All of the data below should be written out exactly.

※

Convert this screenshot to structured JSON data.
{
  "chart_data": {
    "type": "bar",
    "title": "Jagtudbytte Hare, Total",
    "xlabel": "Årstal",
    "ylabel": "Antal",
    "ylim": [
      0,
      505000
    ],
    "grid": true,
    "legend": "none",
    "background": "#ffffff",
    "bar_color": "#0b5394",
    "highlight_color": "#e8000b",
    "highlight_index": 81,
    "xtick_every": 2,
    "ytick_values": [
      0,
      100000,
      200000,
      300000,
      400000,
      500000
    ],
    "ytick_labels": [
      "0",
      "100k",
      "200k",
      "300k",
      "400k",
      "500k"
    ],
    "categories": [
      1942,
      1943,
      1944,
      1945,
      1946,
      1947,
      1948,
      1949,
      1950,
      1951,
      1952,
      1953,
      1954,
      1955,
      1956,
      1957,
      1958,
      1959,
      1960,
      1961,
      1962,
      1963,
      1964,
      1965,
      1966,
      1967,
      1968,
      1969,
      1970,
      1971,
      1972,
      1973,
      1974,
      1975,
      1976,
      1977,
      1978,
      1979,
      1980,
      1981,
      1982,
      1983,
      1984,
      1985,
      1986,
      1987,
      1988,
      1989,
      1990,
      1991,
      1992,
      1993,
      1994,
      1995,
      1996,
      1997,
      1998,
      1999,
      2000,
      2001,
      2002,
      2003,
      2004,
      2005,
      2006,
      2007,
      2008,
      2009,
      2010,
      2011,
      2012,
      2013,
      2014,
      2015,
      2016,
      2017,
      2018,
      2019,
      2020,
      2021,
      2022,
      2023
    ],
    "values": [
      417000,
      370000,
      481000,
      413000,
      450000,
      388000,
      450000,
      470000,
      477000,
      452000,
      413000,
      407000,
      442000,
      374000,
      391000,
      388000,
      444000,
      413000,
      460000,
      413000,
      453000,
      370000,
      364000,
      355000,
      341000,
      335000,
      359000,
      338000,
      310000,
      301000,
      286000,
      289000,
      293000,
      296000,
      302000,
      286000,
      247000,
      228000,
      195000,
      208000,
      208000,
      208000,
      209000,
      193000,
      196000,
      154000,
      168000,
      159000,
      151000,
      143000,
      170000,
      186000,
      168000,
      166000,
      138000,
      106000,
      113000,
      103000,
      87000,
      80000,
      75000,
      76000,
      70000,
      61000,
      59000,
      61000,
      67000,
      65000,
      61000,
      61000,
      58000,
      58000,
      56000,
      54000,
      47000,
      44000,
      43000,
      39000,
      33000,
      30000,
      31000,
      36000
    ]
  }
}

※

- [TASK ANSWER]:
Convert this screenshot to structured JSON data.
{
  "chart_data": {
    "type": "bar",
    "title": "Jagtudbytte Hare, Total",
    "xlabel": "Årstal",
    "ylabel": "Antal",
    "ylim": [
      0,
      505000
    ],
    "grid": true,
    "legend": "none",
    "background": "#ffffff",
    "bar_color": "#0b5394",
    "highlight_color": "#e8000b",
    "highlight_index": 81,
    "xtick_every": 2,
    "ytick_values": [
      0,
      100000,
      200000,
      300000,
      400000,
      500000
    ],
    "ytick_labels": [
      "0",
      "100k",
      "200k",
      "300k",
      "400k",
      "500k"
    ],
    "categories": [
      1942,
      1943,
      1944,
      1945,
      1946,
      1947,
      1948,
      1949,
      1950,
      1951,
      1952,
      1953,
      1954,
      1955,
      1956,
      1957,
      1958,
      1959,
      1960,
      1961,
      1962,
      1963,
      1964,
      1965,
      1966,
      1967,
      1968,
      1969,
      1970,
      1971,
      1972,
      1973,
      1974,
      1975,
      1976,
      1977,
      1978,
      1979,
      1980,
      1981,
      1982,
      1983,
      1984,
      1985,
      1986,
      1987,
      1988,
      1989,
      1990,
      1991,
      1992,
      1993,
      1994,
      1995,
      1996,
      1997,
      1998,
      1999,
      2000,
      2001,
      2002,
      2003,
      2004,
      2005,
      2006,
      2007,
      2008,
      2009,
      2010,
      2011,
      2012,
      2013,
      2014,
      2015,
      2016,
      2017,
      2018,
      2019,
      2020,
      2021,
      2022,
      2023
    ],
    "values": [
      417000,
      370000,
      481000,
      413000,
      450000,
      388000,
      450000,
      470000,
      477000,
      452000,
      413000,
      407000,
      442000,
      374000,
      391000,
      388000,
      444000,
      413000,
      460000,
      413000,
      453000,
      370000,
      364000,
      355000,
      341000,
      335000,
      359000,
      338000,
      310000,
      301000,
      286000,
      289000,
      293000,
      296000,
      302000,
      286000,
      247000,
      228000,
      195000,
      208000,
      208000,
      208000,
      209000,
      193000,
      196000,
      154000,
      168000,
      159000,
      151000,
      143000,
      170000,
      186000,
      168000,
      166000,
      138000,
      106000,
      113000,
      103000,
      87000,
      80000,
      75000,
      76000,
      70000,
      61000,
      59000,
      61000,
      67000,
      65000,
      61000,
      61000,
      58000,
      58000,
      56000,
      54000,
      47000,
      44000,
      43000,
      39000,
      33000,
      30000,
      31000,
      36000
    ]
  }
}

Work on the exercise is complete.